(Figure collection entries)
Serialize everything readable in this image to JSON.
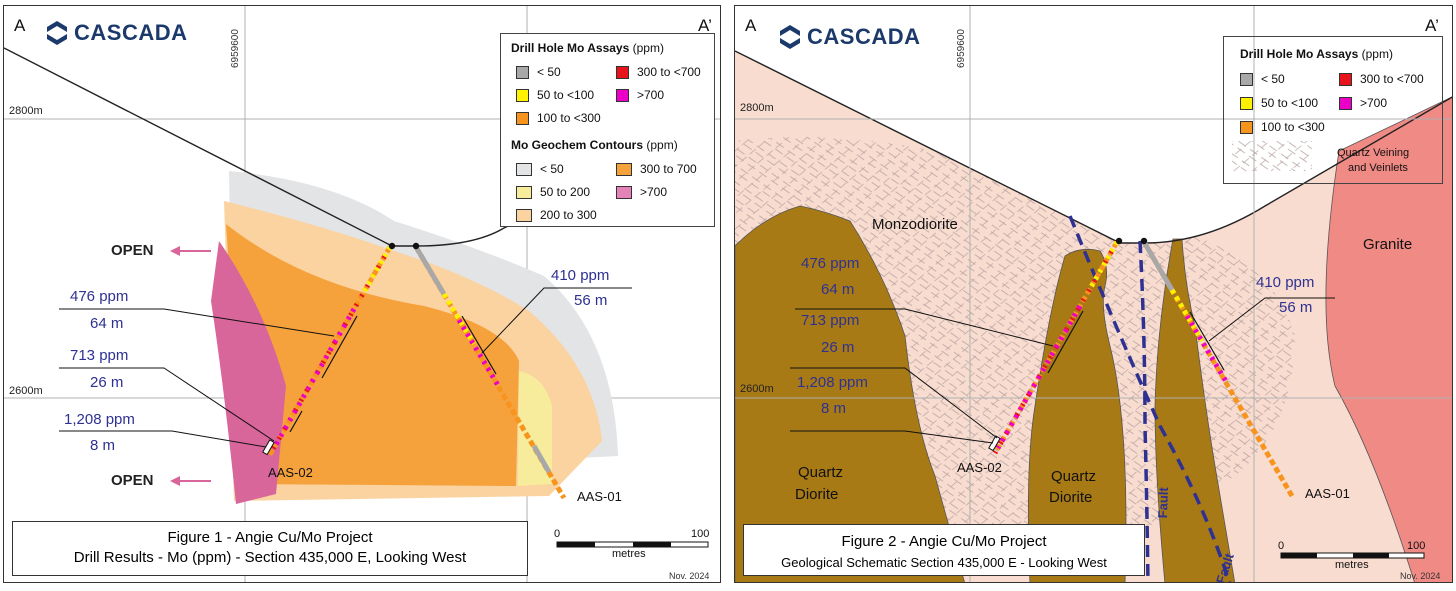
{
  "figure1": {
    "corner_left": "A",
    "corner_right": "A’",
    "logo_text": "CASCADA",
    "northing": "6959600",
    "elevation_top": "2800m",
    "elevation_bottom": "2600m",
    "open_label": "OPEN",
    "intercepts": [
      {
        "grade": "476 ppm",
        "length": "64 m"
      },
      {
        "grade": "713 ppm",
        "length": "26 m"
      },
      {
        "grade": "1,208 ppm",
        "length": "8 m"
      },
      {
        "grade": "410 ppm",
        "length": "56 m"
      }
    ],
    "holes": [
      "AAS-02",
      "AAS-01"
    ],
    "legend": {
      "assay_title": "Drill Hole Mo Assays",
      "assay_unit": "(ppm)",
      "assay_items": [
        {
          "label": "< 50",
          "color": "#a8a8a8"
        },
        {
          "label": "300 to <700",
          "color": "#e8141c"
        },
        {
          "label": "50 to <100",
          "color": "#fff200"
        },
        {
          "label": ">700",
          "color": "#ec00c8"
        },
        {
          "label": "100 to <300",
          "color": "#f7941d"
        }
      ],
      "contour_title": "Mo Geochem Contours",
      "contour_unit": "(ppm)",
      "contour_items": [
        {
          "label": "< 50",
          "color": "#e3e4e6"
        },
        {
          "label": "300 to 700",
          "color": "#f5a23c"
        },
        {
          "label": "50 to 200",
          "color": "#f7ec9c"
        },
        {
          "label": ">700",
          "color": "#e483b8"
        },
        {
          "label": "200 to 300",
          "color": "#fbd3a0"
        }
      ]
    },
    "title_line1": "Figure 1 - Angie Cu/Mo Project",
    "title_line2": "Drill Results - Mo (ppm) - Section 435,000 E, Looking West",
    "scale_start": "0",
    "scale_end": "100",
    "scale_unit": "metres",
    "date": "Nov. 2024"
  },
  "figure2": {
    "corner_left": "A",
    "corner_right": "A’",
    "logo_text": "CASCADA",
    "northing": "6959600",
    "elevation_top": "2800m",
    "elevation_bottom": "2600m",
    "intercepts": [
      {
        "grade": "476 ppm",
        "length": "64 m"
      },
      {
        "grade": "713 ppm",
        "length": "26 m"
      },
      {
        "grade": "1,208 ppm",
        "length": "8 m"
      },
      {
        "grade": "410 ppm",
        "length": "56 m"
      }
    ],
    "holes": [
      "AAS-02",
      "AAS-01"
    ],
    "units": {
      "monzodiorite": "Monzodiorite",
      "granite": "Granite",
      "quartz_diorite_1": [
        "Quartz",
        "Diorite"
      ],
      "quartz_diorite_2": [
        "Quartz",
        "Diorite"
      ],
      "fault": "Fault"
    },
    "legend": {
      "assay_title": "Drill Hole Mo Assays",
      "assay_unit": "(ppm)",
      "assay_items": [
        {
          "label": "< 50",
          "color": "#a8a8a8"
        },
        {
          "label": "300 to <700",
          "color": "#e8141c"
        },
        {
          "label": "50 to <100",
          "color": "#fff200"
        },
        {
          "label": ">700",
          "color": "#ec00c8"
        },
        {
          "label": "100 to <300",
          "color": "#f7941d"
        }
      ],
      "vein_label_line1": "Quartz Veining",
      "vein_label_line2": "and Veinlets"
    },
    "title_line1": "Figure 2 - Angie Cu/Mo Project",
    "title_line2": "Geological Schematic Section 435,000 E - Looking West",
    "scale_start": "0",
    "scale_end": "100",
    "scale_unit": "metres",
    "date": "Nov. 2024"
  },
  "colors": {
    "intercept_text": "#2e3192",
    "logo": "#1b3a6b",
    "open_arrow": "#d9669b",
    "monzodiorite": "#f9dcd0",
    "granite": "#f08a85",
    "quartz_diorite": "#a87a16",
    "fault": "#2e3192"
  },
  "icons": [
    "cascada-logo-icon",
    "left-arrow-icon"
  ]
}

What you should do: From the records above, copy each line in which the string "Section" occurs.

Solution to this task:
    "title_line2": "Drill Results - Mo (ppm) - Section 435,000 E, Looking West",
    "title_line2": "Geological Schematic Section 435,000 E - Looking West",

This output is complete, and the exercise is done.